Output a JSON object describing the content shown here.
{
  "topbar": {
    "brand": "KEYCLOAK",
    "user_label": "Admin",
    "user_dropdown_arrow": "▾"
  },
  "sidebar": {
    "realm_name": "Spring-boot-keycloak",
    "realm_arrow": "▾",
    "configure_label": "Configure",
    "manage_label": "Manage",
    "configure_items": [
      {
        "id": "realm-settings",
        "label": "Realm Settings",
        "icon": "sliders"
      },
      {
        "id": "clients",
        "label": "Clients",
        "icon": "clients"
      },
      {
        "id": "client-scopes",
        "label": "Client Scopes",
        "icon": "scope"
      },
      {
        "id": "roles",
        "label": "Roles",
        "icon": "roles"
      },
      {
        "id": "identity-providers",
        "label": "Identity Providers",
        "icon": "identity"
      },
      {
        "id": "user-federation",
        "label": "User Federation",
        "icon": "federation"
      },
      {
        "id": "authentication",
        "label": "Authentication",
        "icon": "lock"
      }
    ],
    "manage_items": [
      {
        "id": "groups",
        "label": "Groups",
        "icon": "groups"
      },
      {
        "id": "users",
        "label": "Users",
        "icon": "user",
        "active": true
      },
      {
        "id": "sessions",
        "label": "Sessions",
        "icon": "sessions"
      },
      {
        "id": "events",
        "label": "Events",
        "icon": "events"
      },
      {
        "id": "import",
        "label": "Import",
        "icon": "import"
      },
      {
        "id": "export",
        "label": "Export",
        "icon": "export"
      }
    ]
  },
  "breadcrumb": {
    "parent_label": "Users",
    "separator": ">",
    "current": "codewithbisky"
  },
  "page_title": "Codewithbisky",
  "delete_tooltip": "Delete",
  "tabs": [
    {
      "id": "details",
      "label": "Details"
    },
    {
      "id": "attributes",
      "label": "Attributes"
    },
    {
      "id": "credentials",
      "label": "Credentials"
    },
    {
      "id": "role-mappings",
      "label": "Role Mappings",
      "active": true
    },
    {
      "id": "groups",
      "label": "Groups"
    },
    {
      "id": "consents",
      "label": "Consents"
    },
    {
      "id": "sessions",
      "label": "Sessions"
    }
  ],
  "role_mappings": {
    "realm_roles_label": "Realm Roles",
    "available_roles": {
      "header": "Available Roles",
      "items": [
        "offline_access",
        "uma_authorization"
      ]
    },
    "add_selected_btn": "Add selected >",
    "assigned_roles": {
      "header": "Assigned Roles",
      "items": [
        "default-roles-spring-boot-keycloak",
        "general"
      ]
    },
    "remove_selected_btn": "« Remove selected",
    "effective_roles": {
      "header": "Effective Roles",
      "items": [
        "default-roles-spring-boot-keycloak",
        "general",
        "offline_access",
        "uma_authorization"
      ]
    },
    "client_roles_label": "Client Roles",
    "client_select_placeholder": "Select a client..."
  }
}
---
WHAT YOU WILL DO.
Read the entries and pick out all lines that include the word "header".

REPLY TO THE EXERCISE.
      "header": "Available Roles",
      "header": "Assigned Roles",
      "header": "Effective Roles",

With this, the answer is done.